### [Supplied material]
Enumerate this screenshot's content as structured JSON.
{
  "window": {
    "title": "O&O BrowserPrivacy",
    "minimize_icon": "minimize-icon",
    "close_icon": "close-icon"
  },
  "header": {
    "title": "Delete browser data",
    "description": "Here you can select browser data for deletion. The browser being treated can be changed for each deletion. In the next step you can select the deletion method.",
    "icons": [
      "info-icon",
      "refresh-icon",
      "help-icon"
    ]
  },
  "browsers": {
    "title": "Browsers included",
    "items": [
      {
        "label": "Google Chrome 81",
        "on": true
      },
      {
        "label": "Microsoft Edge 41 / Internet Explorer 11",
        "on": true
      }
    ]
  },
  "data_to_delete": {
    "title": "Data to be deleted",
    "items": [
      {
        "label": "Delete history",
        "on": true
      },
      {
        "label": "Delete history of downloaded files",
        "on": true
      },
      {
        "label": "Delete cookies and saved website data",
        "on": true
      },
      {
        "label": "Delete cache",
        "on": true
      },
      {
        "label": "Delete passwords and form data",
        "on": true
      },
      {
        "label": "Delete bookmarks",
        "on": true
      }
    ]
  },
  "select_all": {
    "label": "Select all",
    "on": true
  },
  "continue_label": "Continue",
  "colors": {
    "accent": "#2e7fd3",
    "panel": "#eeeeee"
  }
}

---

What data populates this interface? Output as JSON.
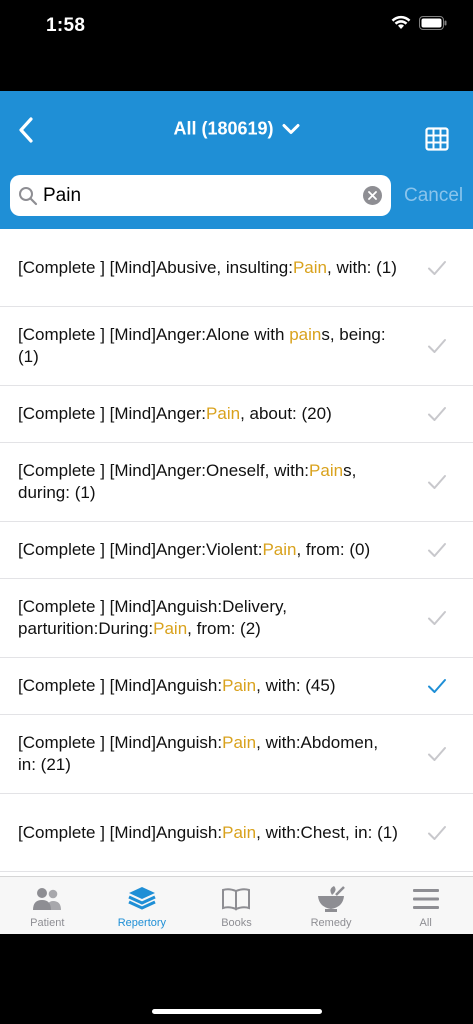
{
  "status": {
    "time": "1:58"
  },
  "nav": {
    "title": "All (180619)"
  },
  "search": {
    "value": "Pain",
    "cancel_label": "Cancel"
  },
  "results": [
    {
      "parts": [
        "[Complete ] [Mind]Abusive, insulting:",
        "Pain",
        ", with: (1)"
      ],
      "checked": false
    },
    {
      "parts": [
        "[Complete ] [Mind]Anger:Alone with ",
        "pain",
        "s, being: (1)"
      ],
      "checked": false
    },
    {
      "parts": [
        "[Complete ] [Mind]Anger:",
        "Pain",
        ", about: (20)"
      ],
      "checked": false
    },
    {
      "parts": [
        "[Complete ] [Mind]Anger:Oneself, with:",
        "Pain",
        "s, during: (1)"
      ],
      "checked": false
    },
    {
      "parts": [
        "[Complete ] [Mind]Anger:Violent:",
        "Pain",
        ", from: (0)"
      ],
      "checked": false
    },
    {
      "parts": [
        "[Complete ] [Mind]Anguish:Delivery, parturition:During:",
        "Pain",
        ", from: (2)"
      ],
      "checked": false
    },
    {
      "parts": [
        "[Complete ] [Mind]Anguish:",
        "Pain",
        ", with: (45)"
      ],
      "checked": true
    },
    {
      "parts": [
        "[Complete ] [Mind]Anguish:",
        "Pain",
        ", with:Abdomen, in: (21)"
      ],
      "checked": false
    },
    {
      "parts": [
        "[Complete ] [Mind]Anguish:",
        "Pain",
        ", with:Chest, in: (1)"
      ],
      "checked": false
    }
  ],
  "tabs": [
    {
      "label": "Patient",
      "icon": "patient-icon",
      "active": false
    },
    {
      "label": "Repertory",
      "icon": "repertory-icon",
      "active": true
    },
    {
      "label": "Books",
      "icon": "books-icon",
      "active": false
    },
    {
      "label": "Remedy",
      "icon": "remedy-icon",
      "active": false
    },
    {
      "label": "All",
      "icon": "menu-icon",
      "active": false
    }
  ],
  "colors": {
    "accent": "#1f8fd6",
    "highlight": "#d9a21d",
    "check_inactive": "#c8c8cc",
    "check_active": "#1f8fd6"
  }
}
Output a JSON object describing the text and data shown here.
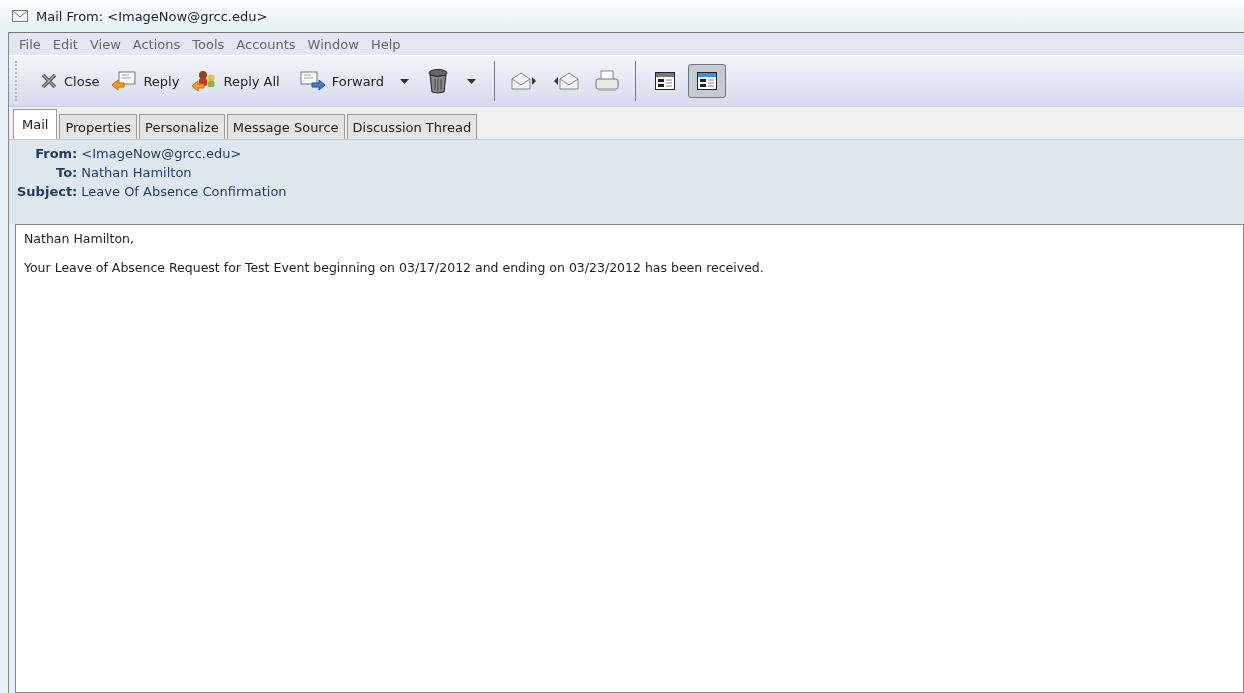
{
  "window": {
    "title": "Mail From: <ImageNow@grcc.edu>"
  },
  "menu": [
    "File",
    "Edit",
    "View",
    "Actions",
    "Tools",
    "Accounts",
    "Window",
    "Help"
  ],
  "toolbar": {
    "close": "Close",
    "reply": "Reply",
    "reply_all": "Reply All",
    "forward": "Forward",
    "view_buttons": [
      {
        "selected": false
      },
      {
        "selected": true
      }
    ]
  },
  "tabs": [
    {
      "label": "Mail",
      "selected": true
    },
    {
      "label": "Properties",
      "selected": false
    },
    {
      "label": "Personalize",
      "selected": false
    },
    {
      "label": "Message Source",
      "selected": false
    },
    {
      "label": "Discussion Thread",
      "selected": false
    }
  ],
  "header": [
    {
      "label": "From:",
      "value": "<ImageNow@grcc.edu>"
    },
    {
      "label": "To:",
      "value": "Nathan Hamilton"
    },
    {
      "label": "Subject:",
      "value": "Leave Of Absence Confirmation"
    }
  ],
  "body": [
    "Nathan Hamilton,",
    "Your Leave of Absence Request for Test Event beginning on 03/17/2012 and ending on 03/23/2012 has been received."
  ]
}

### [Problem to solve]
Return every line of the preceding records in which the word "Absence" appears.

### [Answer for the task]
      "value": "Leave Of Absence Confirmation"
    "Your Leave of Absence Request for Test Event beginning on 03/17/2012 and ending on 03/23/2012 has been received."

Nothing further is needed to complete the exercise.